• **DESCRIPTION OF THE TASK**
Every line of the material that follows must be printed again exactly.

• **SOURCE RECORDS**
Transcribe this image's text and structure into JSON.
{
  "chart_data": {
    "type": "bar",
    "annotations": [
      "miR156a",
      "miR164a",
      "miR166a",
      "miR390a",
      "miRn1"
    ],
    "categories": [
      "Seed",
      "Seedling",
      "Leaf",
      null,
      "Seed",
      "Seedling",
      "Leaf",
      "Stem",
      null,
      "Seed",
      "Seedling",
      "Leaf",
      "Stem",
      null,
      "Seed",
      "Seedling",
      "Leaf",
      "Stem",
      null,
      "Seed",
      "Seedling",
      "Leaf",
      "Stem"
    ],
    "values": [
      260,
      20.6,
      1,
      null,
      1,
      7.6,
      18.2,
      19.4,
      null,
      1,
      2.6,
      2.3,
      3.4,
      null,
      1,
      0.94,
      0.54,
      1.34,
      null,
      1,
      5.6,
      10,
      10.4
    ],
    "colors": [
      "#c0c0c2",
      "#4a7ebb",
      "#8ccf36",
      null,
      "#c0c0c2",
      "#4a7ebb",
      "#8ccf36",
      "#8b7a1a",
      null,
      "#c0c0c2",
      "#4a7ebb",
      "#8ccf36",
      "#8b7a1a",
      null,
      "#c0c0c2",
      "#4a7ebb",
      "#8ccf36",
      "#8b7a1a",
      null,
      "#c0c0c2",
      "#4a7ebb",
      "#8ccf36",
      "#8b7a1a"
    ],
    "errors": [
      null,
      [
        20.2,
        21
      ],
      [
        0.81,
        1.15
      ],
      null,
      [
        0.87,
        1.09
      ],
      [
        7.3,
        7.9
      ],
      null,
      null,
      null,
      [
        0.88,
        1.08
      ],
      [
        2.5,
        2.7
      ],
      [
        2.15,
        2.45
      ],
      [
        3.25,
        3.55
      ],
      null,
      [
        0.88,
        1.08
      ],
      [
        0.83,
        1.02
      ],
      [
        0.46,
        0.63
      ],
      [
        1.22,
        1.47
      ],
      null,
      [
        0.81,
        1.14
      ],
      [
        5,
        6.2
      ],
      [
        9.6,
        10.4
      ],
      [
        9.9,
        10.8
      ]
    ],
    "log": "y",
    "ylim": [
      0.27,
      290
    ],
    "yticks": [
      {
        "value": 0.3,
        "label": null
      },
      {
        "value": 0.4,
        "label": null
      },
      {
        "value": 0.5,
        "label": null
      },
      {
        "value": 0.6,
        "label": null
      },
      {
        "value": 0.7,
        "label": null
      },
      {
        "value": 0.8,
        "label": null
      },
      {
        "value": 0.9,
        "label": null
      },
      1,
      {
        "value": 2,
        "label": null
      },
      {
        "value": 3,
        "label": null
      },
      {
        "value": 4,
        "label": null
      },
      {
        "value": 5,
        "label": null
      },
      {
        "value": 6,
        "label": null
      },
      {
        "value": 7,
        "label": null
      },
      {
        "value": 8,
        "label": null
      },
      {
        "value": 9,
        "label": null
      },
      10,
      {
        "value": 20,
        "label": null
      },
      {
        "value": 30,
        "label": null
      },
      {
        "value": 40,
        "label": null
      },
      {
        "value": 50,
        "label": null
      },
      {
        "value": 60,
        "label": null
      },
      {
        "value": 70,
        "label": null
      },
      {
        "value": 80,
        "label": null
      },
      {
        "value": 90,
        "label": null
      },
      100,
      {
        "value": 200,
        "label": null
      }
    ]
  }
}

• **SOLUTION**
Transcribe this image's text and structure into JSON.
{
  "chart_data": {
    "type": "bar",
    "annotations": [
      "miR156a",
      "miR164a",
      "miR166a",
      "miR390a",
      "miRn1"
    ],
    "categories": [
      "Seed",
      "Seedling",
      "Leaf",
      null,
      "Seed",
      "Seedling",
      "Leaf",
      "Stem",
      null,
      "Seed",
      "Seedling",
      "Leaf",
      "Stem",
      null,
      "Seed",
      "Seedling",
      "Leaf",
      "Stem",
      null,
      "Seed",
      "Seedling",
      "Leaf",
      "Stem"
    ],
    "values": [
      260,
      20.6,
      1,
      null,
      1,
      7.6,
      18.2,
      19.4,
      null,
      1,
      2.6,
      2.3,
      3.4,
      null,
      1,
      0.94,
      0.54,
      1.34,
      null,
      1,
      5.6,
      10,
      10.4
    ],
    "colors": [
      "#c0c0c2",
      "#4a7ebb",
      "#8ccf36",
      null,
      "#c0c0c2",
      "#4a7ebb",
      "#8ccf36",
      "#8b7a1a",
      null,
      "#c0c0c2",
      "#4a7ebb",
      "#8ccf36",
      "#8b7a1a",
      null,
      "#c0c0c2",
      "#4a7ebb",
      "#8ccf36",
      "#8b7a1a",
      null,
      "#c0c0c2",
      "#4a7ebb",
      "#8ccf36",
      "#8b7a1a"
    ],
    "errors": [
      null,
      [
        20.2,
        21
      ],
      [
        0.81,
        1.15
      ],
      null,
      [
        0.87,
        1.09
      ],
      [
        7.3,
        7.9
      ],
      null,
      null,
      null,
      [
        0.88,
        1.08
      ],
      [
        2.5,
        2.7
      ],
      [
        2.15,
        2.45
      ],
      [
        3.25,
        3.55
      ],
      null,
      [
        0.88,
        1.08
      ],
      [
        0.83,
        1.02
      ],
      [
        0.46,
        0.63
      ],
      [
        1.22,
        1.47
      ],
      null,
      [
        0.81,
        1.14
      ],
      [
        5,
        6.2
      ],
      [
        9.6,
        10.4
      ],
      [
        9.9,
        10.8
      ]
    ],
    "log": "y",
    "ylim": [
      0.27,
      290
    ],
    "yticks": [
      {
        "value": 0.3,
        "label": null
      },
      {
        "value": 0.4,
        "label": null
      },
      {
        "value": 0.5,
        "label": null
      },
      {
        "value": 0.6,
        "label": null
      },
      {
        "value": 0.7,
        "label": null
      },
      {
        "value": 0.8,
        "label": null
      },
      {
        "value": 0.9,
        "label": null
      },
      1,
      {
        "value": 2,
        "label": null
      },
      {
        "value": 3,
        "label": null
      },
      {
        "value": 4,
        "label": null
      },
      {
        "value": 5,
        "label": null
      },
      {
        "value": 6,
        "label": null
      },
      {
        "value": 7,
        "label": null
      },
      {
        "value": 8,
        "label": null
      },
      {
        "value": 9,
        "label": null
      },
      10,
      {
        "value": 20,
        "label": null
      },
      {
        "value": 30,
        "label": null
      },
      {
        "value": 40,
        "label": null
      },
      {
        "value": 50,
        "label": null
      },
      {
        "value": 60,
        "label": null
      },
      {
        "value": 70,
        "label": null
      },
      {
        "value": 80,
        "label": null
      },
      {
        "value": 90,
        "label": null
      },
      100,
      {
        "value": 200,
        "label": null
      }
    ]
  }
}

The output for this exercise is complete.